# [Request]
Extract each line holding the word "仁者爱人" from the entries.

(Data records)
····················

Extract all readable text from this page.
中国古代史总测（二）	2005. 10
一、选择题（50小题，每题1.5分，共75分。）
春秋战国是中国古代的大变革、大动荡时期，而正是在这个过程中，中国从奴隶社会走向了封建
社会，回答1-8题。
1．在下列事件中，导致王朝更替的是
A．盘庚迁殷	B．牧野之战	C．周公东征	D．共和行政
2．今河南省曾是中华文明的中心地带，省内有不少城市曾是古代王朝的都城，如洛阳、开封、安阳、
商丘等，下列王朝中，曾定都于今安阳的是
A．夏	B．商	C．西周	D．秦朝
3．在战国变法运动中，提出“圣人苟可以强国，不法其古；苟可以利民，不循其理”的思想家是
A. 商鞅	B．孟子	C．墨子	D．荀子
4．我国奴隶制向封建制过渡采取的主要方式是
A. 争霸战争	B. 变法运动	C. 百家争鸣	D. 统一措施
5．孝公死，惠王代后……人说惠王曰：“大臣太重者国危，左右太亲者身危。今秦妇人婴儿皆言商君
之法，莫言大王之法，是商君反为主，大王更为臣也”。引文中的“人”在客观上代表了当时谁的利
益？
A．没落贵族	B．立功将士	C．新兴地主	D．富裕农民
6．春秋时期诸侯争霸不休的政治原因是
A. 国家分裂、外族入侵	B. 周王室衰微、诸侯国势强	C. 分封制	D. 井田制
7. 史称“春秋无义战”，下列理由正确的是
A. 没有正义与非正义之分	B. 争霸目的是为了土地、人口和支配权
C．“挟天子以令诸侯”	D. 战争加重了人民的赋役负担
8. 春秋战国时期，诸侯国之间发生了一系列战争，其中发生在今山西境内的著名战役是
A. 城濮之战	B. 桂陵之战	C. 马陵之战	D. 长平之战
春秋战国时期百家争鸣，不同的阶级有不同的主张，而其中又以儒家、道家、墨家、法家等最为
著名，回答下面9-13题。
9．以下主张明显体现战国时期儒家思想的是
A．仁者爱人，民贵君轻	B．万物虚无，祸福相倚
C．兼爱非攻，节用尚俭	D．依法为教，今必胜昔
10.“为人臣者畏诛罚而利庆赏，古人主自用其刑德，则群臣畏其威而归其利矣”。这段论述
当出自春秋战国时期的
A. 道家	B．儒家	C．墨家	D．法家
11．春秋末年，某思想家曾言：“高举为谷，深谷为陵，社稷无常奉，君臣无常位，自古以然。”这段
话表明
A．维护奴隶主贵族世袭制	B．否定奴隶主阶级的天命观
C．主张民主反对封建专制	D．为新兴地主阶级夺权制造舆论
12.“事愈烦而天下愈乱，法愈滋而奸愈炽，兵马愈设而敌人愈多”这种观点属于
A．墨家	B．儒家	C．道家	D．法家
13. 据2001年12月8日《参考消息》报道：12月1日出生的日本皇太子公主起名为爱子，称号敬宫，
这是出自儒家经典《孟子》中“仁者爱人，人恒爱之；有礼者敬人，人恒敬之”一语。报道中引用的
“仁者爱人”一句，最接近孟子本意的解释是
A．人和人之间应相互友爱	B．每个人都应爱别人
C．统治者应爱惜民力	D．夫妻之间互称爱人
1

····················

# [The completed task]
A．仁者爱人，民贵君轻	B．万物虚无，祸福相倚
这是出自儒家经典《孟子》中“仁者爱人，人恒爱之；有礼者敬人，人恒敬之”一语。报道中引用的
“仁者爱人”一句，最接近孟子本意的解释是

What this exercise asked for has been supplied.